§ **WHAT THE TASK REQUIRES**
Among the entries below, find the lines with "Click" and copy them.

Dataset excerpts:
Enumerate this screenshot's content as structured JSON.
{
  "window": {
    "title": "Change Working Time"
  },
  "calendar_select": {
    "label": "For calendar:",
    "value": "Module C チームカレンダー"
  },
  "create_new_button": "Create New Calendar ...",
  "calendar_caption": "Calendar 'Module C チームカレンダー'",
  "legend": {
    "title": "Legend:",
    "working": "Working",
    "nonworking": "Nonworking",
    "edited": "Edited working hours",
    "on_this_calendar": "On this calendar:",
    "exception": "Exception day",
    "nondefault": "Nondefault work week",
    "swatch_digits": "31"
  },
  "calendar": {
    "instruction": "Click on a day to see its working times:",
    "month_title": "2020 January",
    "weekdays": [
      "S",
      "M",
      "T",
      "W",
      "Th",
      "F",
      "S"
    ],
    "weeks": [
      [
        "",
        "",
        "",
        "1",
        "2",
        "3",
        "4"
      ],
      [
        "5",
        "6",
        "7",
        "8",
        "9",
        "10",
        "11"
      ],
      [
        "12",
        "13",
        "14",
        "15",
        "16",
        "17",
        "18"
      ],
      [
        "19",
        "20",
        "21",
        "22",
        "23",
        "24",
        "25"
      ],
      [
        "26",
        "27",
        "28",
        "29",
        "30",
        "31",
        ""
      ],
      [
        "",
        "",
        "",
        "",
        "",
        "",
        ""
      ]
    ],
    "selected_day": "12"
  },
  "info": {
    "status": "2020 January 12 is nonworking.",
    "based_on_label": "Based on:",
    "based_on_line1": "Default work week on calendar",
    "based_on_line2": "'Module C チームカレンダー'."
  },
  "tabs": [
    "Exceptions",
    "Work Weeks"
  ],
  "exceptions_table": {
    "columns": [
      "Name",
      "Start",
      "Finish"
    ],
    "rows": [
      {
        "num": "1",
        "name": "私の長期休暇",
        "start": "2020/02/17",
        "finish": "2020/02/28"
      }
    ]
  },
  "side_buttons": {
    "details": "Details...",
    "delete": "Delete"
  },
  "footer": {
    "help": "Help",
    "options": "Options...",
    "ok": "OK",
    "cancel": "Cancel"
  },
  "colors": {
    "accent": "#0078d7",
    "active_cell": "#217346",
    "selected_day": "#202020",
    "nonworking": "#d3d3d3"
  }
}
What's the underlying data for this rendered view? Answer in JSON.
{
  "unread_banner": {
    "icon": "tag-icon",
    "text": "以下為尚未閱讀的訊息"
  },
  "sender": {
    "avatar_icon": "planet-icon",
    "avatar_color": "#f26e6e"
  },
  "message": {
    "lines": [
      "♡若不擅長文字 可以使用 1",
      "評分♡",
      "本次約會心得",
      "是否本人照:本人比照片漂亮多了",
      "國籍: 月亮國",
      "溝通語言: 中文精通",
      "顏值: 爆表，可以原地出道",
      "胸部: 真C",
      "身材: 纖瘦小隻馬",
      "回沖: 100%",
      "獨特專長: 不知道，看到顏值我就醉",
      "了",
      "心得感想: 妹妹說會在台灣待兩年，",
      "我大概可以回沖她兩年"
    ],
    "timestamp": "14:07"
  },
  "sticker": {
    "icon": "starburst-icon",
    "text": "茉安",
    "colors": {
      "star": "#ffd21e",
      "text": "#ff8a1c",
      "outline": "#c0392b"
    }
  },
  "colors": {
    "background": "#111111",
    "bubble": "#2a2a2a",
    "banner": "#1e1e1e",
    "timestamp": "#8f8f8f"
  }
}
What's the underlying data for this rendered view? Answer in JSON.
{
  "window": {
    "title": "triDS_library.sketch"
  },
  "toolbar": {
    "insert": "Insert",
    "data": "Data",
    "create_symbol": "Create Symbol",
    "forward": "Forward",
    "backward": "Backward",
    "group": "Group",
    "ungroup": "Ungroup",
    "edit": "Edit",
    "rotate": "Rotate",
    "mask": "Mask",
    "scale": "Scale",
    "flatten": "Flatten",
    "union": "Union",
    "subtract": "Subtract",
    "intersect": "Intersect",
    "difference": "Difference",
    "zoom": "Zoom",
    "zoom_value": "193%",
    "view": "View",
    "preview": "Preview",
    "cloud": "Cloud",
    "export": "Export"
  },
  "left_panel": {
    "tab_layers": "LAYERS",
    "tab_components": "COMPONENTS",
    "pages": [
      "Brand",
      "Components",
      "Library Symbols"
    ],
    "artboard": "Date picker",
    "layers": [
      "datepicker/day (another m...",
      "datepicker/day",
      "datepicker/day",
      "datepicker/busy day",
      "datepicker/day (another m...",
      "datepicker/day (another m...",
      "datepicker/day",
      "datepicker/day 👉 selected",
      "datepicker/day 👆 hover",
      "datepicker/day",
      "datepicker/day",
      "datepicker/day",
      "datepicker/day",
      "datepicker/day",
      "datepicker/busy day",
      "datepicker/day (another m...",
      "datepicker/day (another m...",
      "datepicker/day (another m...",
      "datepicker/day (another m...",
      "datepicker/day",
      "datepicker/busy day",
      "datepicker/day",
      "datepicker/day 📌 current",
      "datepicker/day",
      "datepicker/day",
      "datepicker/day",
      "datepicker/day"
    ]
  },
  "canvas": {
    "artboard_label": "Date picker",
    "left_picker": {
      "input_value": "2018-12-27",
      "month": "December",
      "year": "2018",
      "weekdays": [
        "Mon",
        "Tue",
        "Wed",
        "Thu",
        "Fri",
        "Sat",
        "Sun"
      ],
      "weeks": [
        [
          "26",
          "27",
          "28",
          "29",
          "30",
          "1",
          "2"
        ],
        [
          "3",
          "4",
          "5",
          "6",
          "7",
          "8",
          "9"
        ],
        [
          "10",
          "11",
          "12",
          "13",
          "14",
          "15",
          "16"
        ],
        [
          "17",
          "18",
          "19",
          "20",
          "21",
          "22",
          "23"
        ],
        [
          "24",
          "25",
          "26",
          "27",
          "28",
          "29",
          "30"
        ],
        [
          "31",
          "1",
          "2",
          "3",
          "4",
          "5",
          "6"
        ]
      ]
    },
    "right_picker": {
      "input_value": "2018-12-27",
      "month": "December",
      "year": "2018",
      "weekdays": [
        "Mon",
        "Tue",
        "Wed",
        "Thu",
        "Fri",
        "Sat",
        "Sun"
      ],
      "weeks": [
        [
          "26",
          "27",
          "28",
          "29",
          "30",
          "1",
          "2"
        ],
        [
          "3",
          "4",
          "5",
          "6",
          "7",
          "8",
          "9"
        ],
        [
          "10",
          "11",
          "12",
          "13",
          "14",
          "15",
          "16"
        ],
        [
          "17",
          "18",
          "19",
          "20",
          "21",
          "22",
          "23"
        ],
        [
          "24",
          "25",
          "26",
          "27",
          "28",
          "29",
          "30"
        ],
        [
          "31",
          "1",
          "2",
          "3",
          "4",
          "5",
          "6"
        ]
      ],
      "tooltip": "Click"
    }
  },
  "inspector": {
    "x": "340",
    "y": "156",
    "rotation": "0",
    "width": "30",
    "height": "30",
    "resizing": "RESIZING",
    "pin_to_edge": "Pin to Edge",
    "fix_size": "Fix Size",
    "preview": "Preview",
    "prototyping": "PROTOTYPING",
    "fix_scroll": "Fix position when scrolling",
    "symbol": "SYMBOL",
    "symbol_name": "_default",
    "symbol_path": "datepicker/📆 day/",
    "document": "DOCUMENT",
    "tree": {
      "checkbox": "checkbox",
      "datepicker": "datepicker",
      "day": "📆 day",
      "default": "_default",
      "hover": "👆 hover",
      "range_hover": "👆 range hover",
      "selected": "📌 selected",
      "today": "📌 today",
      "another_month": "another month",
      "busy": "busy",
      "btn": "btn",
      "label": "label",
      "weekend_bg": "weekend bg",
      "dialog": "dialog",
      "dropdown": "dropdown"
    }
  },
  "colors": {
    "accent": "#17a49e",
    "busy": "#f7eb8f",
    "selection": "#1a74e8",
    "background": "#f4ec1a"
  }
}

§ **WRITTEN RESPONSE**
    "instruction": "Click on a day to see its working times:",
      "tooltip": "Click"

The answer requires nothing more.